### Exercise requirements:
Give back the records below exactly, every one, with no pictures.

▼

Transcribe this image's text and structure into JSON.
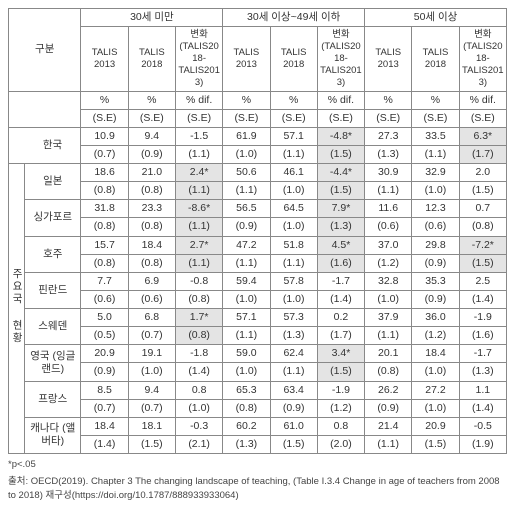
{
  "header": {
    "gubun": "구분",
    "groups": [
      {
        "label": "30세 미만"
      },
      {
        "label": "30세 이상~49세 이하"
      },
      {
        "label": "50세 이상"
      }
    ],
    "cols": {
      "t2013": "TALIS 2013",
      "t2018": "TALIS 2018",
      "diff": "변화 (TALIS2018-TALIS2013)"
    },
    "unit_pct": "%",
    "unit_se": "(S.E)",
    "unit_pdif": "% dif.",
    "unit_se2": "(S.E)"
  },
  "sidecat": "주요국 현황",
  "rows": [
    {
      "name": "한국",
      "vals": [
        "10.9",
        "9.4",
        "-1.5",
        "61.9",
        "57.1",
        "-4.8*",
        "27.3",
        "33.5",
        "6.3*"
      ],
      "ses": [
        "(0.7)",
        "(0.9)",
        "(1.1)",
        "(1.0)",
        "(1.1)",
        "(1.5)",
        "(1.3)",
        "(1.1)",
        "(1.7)"
      ],
      "hl": [
        0,
        0,
        0,
        0,
        0,
        1,
        0,
        0,
        1
      ]
    },
    {
      "name": "일본",
      "vals": [
        "18.6",
        "21.0",
        "2.4*",
        "50.6",
        "46.1",
        "-4.4*",
        "30.9",
        "32.9",
        "2.0"
      ],
      "ses": [
        "(0.8)",
        "(0.8)",
        "(1.1)",
        "(1.1)",
        "(1.0)",
        "(1.5)",
        "(1.1)",
        "(1.0)",
        "(1.5)"
      ],
      "hl": [
        0,
        0,
        1,
        0,
        0,
        1,
        0,
        0,
        0
      ]
    },
    {
      "name": "싱가포르",
      "vals": [
        "31.8",
        "23.3",
        "-8.6*",
        "56.5",
        "64.5",
        "7.9*",
        "11.6",
        "12.3",
        "0.7"
      ],
      "ses": [
        "(0.8)",
        "(0.8)",
        "(1.1)",
        "(0.9)",
        "(1.0)",
        "(1.3)",
        "(0.6)",
        "(0.6)",
        "(0.8)"
      ],
      "hl": [
        0,
        0,
        1,
        0,
        0,
        1,
        0,
        0,
        0
      ]
    },
    {
      "name": "호주",
      "vals": [
        "15.7",
        "18.4",
        "2.7*",
        "47.2",
        "51.8",
        "4.5*",
        "37.0",
        "29.8",
        "-7.2*"
      ],
      "ses": [
        "(0.8)",
        "(0.8)",
        "(1.1)",
        "(1.1)",
        "(1.1)",
        "(1.6)",
        "(1.2)",
        "(0.9)",
        "(1.5)"
      ],
      "hl": [
        0,
        0,
        1,
        0,
        0,
        1,
        0,
        0,
        1
      ]
    },
    {
      "name": "핀란드",
      "vals": [
        "7.7",
        "6.9",
        "-0.8",
        "59.4",
        "57.8",
        "-1.7",
        "32.8",
        "35.3",
        "2.5"
      ],
      "ses": [
        "(0.6)",
        "(0.6)",
        "(0.8)",
        "(1.0)",
        "(1.0)",
        "(1.4)",
        "(1.0)",
        "(0.9)",
        "(1.4)"
      ],
      "hl": [
        0,
        0,
        0,
        0,
        0,
        0,
        0,
        0,
        0
      ]
    },
    {
      "name": "스웨덴",
      "vals": [
        "5.0",
        "6.8",
        "1.7*",
        "57.1",
        "57.3",
        "0.2",
        "37.9",
        "36.0",
        "-1.9"
      ],
      "ses": [
        "(0.5)",
        "(0.7)",
        "(0.8)",
        "(1.1)",
        "(1.3)",
        "(1.7)",
        "(1.1)",
        "(1.2)",
        "(1.6)"
      ],
      "hl": [
        0,
        0,
        1,
        0,
        0,
        0,
        0,
        0,
        0
      ]
    },
    {
      "name": "영국 (잉글랜드)",
      "vals": [
        "20.9",
        "19.1",
        "-1.8",
        "59.0",
        "62.4",
        "3.4*",
        "20.1",
        "18.4",
        "-1.7"
      ],
      "ses": [
        "(0.9)",
        "(1.0)",
        "(1.4)",
        "(1.0)",
        "(1.1)",
        "(1.5)",
        "(0.8)",
        "(1.0)",
        "(1.3)"
      ],
      "hl": [
        0,
        0,
        0,
        0,
        0,
        1,
        0,
        0,
        0
      ]
    },
    {
      "name": "프랑스",
      "vals": [
        "8.5",
        "9.4",
        "0.8",
        "65.3",
        "63.4",
        "-1.9",
        "26.2",
        "27.2",
        "1.1"
      ],
      "ses": [
        "(0.7)",
        "(0.7)",
        "(1.0)",
        "(0.8)",
        "(0.9)",
        "(1.2)",
        "(0.9)",
        "(1.0)",
        "(1.4)"
      ],
      "hl": [
        0,
        0,
        0,
        0,
        0,
        0,
        0,
        0,
        0
      ]
    },
    {
      "name": "캐나다 (앨버타)",
      "vals": [
        "18.4",
        "18.1",
        "-0.3",
        "60.2",
        "61.0",
        "0.8",
        "21.4",
        "20.9",
        "-0.5"
      ],
      "ses": [
        "(1.4)",
        "(1.5)",
        "(2.1)",
        "(1.3)",
        "(1.5)",
        "(2.0)",
        "(1.1)",
        "(1.5)",
        "(1.9)"
      ],
      "hl": [
        0,
        0,
        0,
        0,
        0,
        0,
        0,
        0,
        0
      ]
    }
  ],
  "footnotes": {
    "p": "*p<.05",
    "src": "출처: OECD(2019). Chapter 3 The changing landscape of teaching, (Table I.3.4 Change in age of teachers from 2008 to 2018) 재구성(https://doi.org/10.1787/888933933064)"
  }
}
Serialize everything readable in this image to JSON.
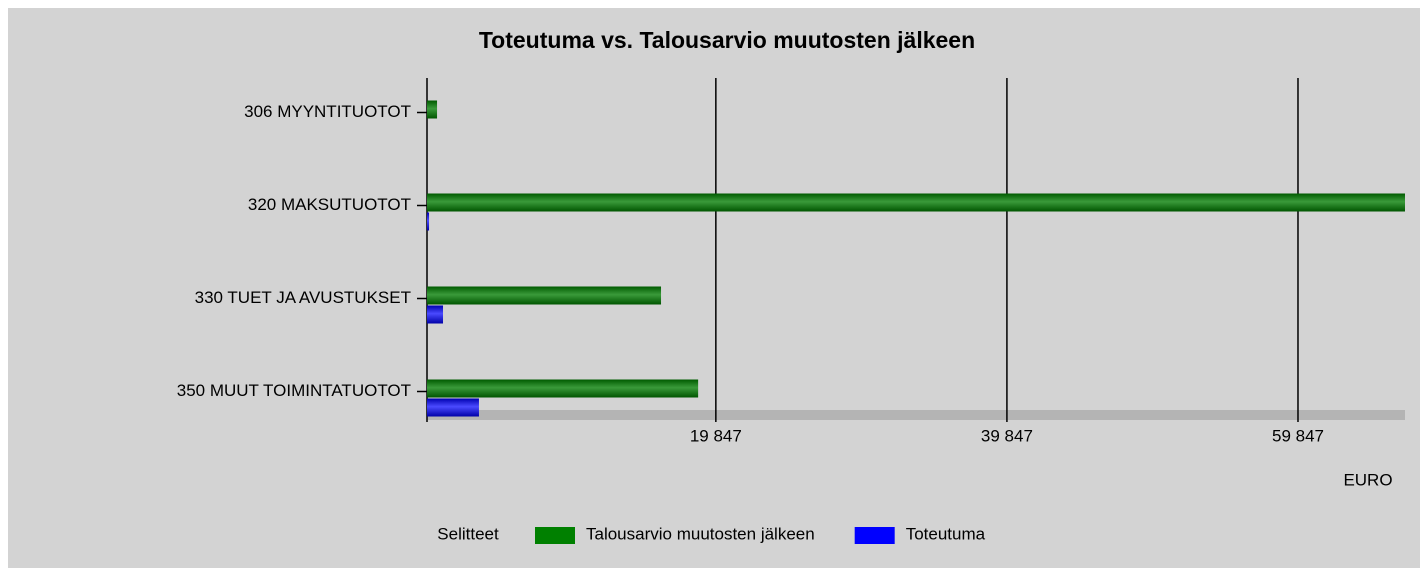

▲

### Written reply:
Transcribe this image's text and structure into JSON.
{
  "header": {
    "gubun": "구분",
    "groups": [
      {
        "label": "30세 미만"
      },
      {
        "label": "30세 이상~49세 이하"
      },
      {
        "label": "50세 이상"
      }
    ],
    "cols": {
      "t2013": "TALIS 2013",
      "t2018": "TALIS 2018",
      "diff": "변화 (TALIS2018-TALIS2013)"
    },
    "unit_pct": "%",
    "unit_se": "(S.E)",
    "unit_pdif": "% dif.",
    "unit_se2": "(S.E)"
  },
  "sidecat": "주요국 현황",
  "rows": [
    {
      "name": "한국",
      "vals": [
        "10.9",
        "9.4",
        "-1.5",
        "61.9",
        "57.1",
        "-4.8*",
        "27.3",
        "33.5",
        "6.3*"
      ],
      "ses": [
        "(0.7)",
        "(0.9)",
        "(1.1)",
        "(1.0)",
        "(1.1)",
        "(1.5)",
        "(1.3)",
        "(1.1)",
        "(1.7)"
      ],
      "hl": [
        0,
        0,
        0,
        0,
        0,
        1,
        0,
        0,
        1
      ]
    },
    {
      "name": "일본",
      "vals": [
        "18.6",
        "21.0",
        "2.4*",
        "50.6",
        "46.1",
        "-4.4*",
        "30.9",
        "32.9",
        "2.0"
      ],
      "ses": [
        "(0.8)",
        "(0.8)",
        "(1.1)",
        "(1.1)",
        "(1.0)",
        "(1.5)",
        "(1.1)",
        "(1.0)",
        "(1.5)"
      ],
      "hl": [
        0,
        0,
        1,
        0,
        0,
        1,
        0,
        0,
        0
      ]
    },
    {
      "name": "싱가포르",
      "vals": [
        "31.8",
        "23.3",
        "-8.6*",
        "56.5",
        "64.5",
        "7.9*",
        "11.6",
        "12.3",
        "0.7"
      ],
      "ses": [
        "(0.8)",
        "(0.8)",
        "(1.1)",
        "(0.9)",
        "(1.0)",
        "(1.3)",
        "(0.6)",
        "(0.6)",
        "(0.8)"
      ],
      "hl": [
        0,
        0,
        1,
        0,
        0,
        1,
        0,
        0,
        0
      ]
    },
    {
      "name": "호주",
      "vals": [
        "15.7",
        "18.4",
        "2.7*",
        "47.2",
        "51.8",
        "4.5*",
        "37.0",
        "29.8",
        "-7.2*"
      ],
      "ses": [
        "(0.8)",
        "(0.8)",
        "(1.1)",
        "(1.1)",
        "(1.1)",
        "(1.6)",
        "(1.2)",
        "(0.9)",
        "(1.5)"
      ],
      "hl": [
        0,
        0,
        1,
        0,
        0,
        1,
        0,
        0,
        1
      ]
    },
    {
      "name": "핀란드",
      "vals": [
        "7.7",
        "6.9",
        "-0.8",
        "59.4",
        "57.8",
        "-1.7",
        "32.8",
        "35.3",
        "2.5"
      ],
      "ses": [
        "(0.6)",
        "(0.6)",
        "(0.8)",
        "(1.0)",
        "(1.0)",
        "(1.4)",
        "(1.0)",
        "(0.9)",
        "(1.4)"
      ],
      "hl": [
        0,
        0,
        0,
        0,
        0,
        0,
        0,
        0,
        0
      ]
    },
    {
      "name": "스웨덴",
      "vals": [
        "5.0",
        "6.8",
        "1.7*",
        "57.1",
        "57.3",
        "0.2",
        "37.9",
        "36.0",
        "-1.9"
      ],
      "ses": [
        "(0.5)",
        "(0.7)",
        "(0.8)",
        "(1.1)",
        "(1.3)",
        "(1.7)",
        "(1.1)",
        "(1.2)",
        "(1.6)"
      ],
      "hl": [
        0,
        0,
        1,
        0,
        0,
        0,
        0,
        0,
        0
      ]
    },
    {
      "name": "영국 (잉글랜드)",
      "vals": [
        "20.9",
        "19.1",
        "-1.8",
        "59.0",
        "62.4",
        "3.4*",
        "20.1",
        "18.4",
        "-1.7"
      ],
      "ses": [
        "(0.9)",
        "(1.0)",
        "(1.4)",
        "(1.0)",
        "(1.1)",
        "(1.5)",
        "(0.8)",
        "(1.0)",
        "(1.3)"
      ],
      "hl": [
        0,
        0,
        0,
        0,
        0,
        1,
        0,
        0,
        0
      ]
    },
    {
      "name": "프랑스",
      "vals": [
        "8.5",
        "9.4",
        "0.8",
        "65.3",
        "63.4",
        "-1.9",
        "26.2",
        "27.2",
        "1.1"
      ],
      "ses": [
        "(0.7)",
        "(0.7)",
        "(1.0)",
        "(0.8)",
        "(0.9)",
        "(1.2)",
        "(0.9)",
        "(1.0)",
        "(1.4)"
      ],
      "hl": [
        0,
        0,
        0,
        0,
        0,
        0,
        0,
        0,
        0
      ]
    },
    {
      "name": "캐나다 (앨버타)",
      "vals": [
        "18.4",
        "18.1",
        "-0.3",
        "60.2",
        "61.0",
        "0.8",
        "21.4",
        "20.9",
        "-0.5"
      ],
      "ses": [
        "(1.4)",
        "(1.5)",
        "(2.1)",
        "(1.3)",
        "(1.5)",
        "(2.0)",
        "(1.1)",
        "(1.5)",
        "(1.9)"
      ],
      "hl": [
        0,
        0,
        0,
        0,
        0,
        0,
        0,
        0,
        0
      ]
    }
  ],
  "footnotes": {
    "p": "*p<.05",
    "src": "출처: OECD(2019). Chapter 3 The changing landscape of teaching, (Table I.3.4 Change in age of teachers from 2008 to 2018) 재구성(https://doi.org/10.1787/888933933064)"
  }
}
Serialize everything readable in this image to JSON.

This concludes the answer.